[Chart and figure data]
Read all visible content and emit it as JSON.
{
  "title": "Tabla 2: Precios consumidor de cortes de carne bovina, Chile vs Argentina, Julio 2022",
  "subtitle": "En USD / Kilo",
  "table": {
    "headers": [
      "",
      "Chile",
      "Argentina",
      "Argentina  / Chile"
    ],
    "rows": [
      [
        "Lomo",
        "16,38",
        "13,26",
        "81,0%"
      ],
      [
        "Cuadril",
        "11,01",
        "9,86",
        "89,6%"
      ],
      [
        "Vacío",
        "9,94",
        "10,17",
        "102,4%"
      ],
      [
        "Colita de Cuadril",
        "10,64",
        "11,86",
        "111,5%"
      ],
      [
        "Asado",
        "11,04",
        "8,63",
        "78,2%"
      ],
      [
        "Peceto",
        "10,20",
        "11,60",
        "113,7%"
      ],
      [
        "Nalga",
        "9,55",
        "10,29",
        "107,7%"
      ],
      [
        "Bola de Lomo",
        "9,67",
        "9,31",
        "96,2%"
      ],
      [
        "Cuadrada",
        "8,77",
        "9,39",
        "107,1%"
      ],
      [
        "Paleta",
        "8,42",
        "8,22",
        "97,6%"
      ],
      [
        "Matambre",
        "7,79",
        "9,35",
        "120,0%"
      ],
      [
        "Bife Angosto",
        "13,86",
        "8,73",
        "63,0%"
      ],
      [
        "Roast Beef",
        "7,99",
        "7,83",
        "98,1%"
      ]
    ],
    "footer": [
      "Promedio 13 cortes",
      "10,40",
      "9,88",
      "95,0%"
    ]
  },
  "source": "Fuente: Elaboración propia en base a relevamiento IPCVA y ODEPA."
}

Your objective:
Repeat the material word for word, in full.

Response for this exercise:
Read all visible content and emit it as JSON.
{
  "title": "Tabla 2: Precios consumidor de cortes de carne bovina, Chile vs Argentina, Julio 2022",
  "subtitle": "En USD / Kilo",
  "table": {
    "headers": [
      "",
      "Chile",
      "Argentina",
      "Argentina  / Chile"
    ],
    "rows": [
      [
        "Lomo",
        "16,38",
        "13,26",
        "81,0%"
      ],
      [
        "Cuadril",
        "11,01",
        "9,86",
        "89,6%"
      ],
      [
        "Vacío",
        "9,94",
        "10,17",
        "102,4%"
      ],
      [
        "Colita de Cuadril",
        "10,64",
        "11,86",
        "111,5%"
      ],
      [
        "Asado",
        "11,04",
        "8,63",
        "78,2%"
      ],
      [
        "Peceto",
        "10,20",
        "11,60",
        "113,7%"
      ],
      [
        "Nalga",
        "9,55",
        "10,29",
        "107,7%"
      ],
      [
        "Bola de Lomo",
        "9,67",
        "9,31",
        "96,2%"
      ],
      [
        "Cuadrada",
        "8,77",
        "9,39",
        "107,1%"
      ],
      [
        "Paleta",
        "8,42",
        "8,22",
        "97,6%"
      ],
      [
        "Matambre",
        "7,79",
        "9,35",
        "120,0%"
      ],
      [
        "Bife Angosto",
        "13,86",
        "8,73",
        "63,0%"
      ],
      [
        "Roast Beef",
        "7,99",
        "7,83",
        "98,1%"
      ]
    ],
    "footer": [
      "Promedio 13 cortes",
      "10,40",
      "9,88",
      "95,0%"
    ]
  },
  "source": "Fuente: Elaboración propia en base a relevamiento IPCVA y ODEPA."
}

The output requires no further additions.